- _STATED GOAL_:
Show every line of the records below that contains the word "icon".

- _RECORDS FOR THE TASK_:
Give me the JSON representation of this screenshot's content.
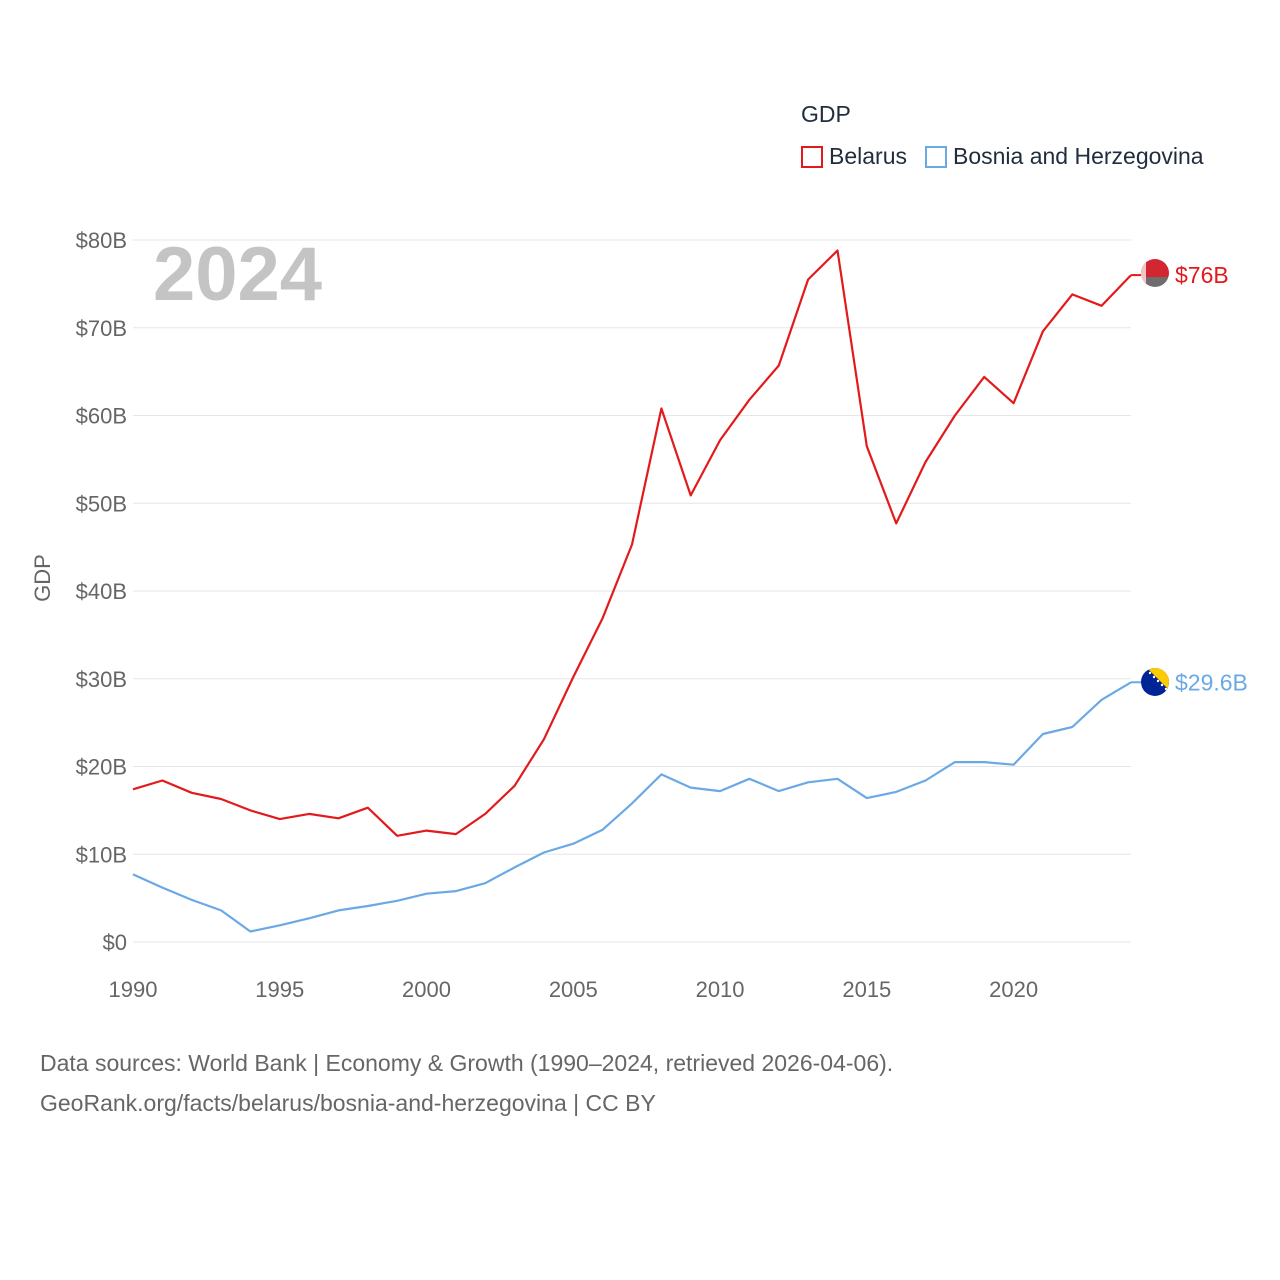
{
  "chart_data": {
    "type": "line",
    "year_label": "2024",
    "ylabel": "GDP",
    "ylim": [
      0,
      80
    ],
    "yticks": [
      {
        "value": 0,
        "label": "$0"
      },
      {
        "value": 10,
        "label": "$10B"
      },
      {
        "value": 20,
        "label": "$20B"
      },
      {
        "value": 30,
        "label": "$30B"
      },
      {
        "value": 40,
        "label": "$40B"
      },
      {
        "value": 50,
        "label": "$50B"
      },
      {
        "value": 60,
        "label": "$60B"
      },
      {
        "value": 70,
        "label": "$70B"
      },
      {
        "value": 80,
        "label": "$80B"
      }
    ],
    "xlim": [
      1990,
      2024
    ],
    "xticks": [
      {
        "value": 1990,
        "label": "1990"
      },
      {
        "value": 1995,
        "label": "1995"
      },
      {
        "value": 2000,
        "label": "2000"
      },
      {
        "value": 2005,
        "label": "2005"
      },
      {
        "value": 2010,
        "label": "2010"
      },
      {
        "value": 2015,
        "label": "2015"
      },
      {
        "value": 2020,
        "label": "2020"
      }
    ],
    "x": [
      1990,
      1991,
      1992,
      1993,
      1994,
      1995,
      1996,
      1997,
      1998,
      1999,
      2000,
      2001,
      2002,
      2003,
      2004,
      2005,
      2006,
      2007,
      2008,
      2009,
      2010,
      2011,
      2012,
      2013,
      2014,
      2015,
      2016,
      2017,
      2018,
      2019,
      2020,
      2021,
      2022,
      2023,
      2024
    ],
    "series": [
      {
        "name": "Belarus",
        "color": "#e31a1c",
        "end_label": "$76B",
        "flag": "belarus-flag-icon",
        "values": [
          17.4,
          18.4,
          17.0,
          16.3,
          15.0,
          14.0,
          14.6,
          14.1,
          15.3,
          12.1,
          12.7,
          12.3,
          14.6,
          17.8,
          23.1,
          30.2,
          36.9,
          45.3,
          60.8,
          50.9,
          57.2,
          61.8,
          65.7,
          75.5,
          78.8,
          56.5,
          47.7,
          54.7,
          60.0,
          64.4,
          61.4,
          69.6,
          73.8,
          72.5,
          76.0
        ]
      },
      {
        "name": "Bosnia and Herzegovina",
        "color": "#6aa9e4",
        "end_label": "$29.6B",
        "flag": "bosnia-flag-icon",
        "values": [
          7.7,
          6.2,
          4.8,
          3.6,
          1.2,
          1.9,
          2.7,
          3.6,
          4.1,
          4.7,
          5.5,
          5.8,
          6.7,
          8.5,
          10.2,
          11.2,
          12.8,
          15.8,
          19.1,
          17.6,
          17.2,
          18.6,
          17.2,
          18.2,
          18.6,
          16.4,
          17.1,
          18.4,
          20.5,
          20.5,
          20.2,
          23.7,
          24.5,
          27.6,
          29.6
        ]
      }
    ]
  },
  "legend": {
    "title": "GDP",
    "items": [
      "Belarus",
      "Bosnia and Herzegovina"
    ]
  },
  "source": {
    "line1": "Data sources: World Bank | Economy & Growth (1990–2024, retrieved 2026-04-06).",
    "line2": "GeoRank.org/facts/belarus/bosnia-and-herzegovina | CC BY"
  }
}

- _COMPLETED TASK_:
        "flag": "belarus-flag-icon",
        "flag": "bosnia-flag-icon",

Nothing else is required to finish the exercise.